Every line of the records below should be restated exactly.

[Dataset excerpts]
============

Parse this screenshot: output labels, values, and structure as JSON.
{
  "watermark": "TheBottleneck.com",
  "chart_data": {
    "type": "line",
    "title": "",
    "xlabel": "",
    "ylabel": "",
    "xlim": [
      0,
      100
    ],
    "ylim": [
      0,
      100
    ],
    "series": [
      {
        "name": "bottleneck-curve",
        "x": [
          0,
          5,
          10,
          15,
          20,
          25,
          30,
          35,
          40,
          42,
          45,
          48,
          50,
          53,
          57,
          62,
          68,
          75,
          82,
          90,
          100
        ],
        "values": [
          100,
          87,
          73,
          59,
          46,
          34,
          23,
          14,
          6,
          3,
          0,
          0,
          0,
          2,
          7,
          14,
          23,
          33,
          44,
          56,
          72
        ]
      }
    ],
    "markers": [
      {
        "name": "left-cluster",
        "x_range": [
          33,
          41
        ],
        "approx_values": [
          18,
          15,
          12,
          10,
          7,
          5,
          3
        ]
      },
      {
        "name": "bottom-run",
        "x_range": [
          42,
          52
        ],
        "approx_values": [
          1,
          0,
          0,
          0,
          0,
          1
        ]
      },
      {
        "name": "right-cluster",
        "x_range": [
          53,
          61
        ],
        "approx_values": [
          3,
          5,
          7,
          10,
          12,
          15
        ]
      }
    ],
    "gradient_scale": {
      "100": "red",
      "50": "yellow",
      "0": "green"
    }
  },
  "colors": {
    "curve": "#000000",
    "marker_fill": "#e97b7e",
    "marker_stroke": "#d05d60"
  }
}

============

# Answer to this exercise
Parse this screenshot: output labels, values, and structure as JSON.
{
  "watermark": "TheBottleneck.com",
  "chart_data": {
    "type": "line",
    "title": "",
    "xlabel": "",
    "ylabel": "",
    "xlim": [
      0,
      100
    ],
    "ylim": [
      0,
      100
    ],
    "series": [
      {
        "name": "bottleneck-curve",
        "x": [
          0,
          5,
          10,
          15,
          20,
          25,
          30,
          35,
          40,
          42,
          45,
          48,
          50,
          53,
          57,
          62,
          68,
          75,
          82,
          90,
          100
        ],
        "values": [
          100,
          87,
          73,
          59,
          46,
          34,
          23,
          14,
          6,
          3,
          0,
          0,
          0,
          2,
          7,
          14,
          23,
          33,
          44,
          56,
          72
        ]
      }
    ],
    "markers": [
      {
        "name": "left-cluster",
        "x_range": [
          33,
          41
        ],
        "approx_values": [
          18,
          15,
          12,
          10,
          7,
          5,
          3
        ]
      },
      {
        "name": "bottom-run",
        "x_range": [
          42,
          52
        ],
        "approx_values": [
          1,
          0,
          0,
          0,
          0,
          1
        ]
      },
      {
        "name": "right-cluster",
        "x_range": [
          53,
          61
        ],
        "approx_values": [
          3,
          5,
          7,
          10,
          12,
          15
        ]
      }
    ],
    "gradient_scale": {
      "100": "red",
      "50": "yellow",
      "0": "green"
    }
  },
  "colors": {
    "curve": "#000000",
    "marker_fill": "#e97b7e",
    "marker_stroke": "#d05d60"
  }
}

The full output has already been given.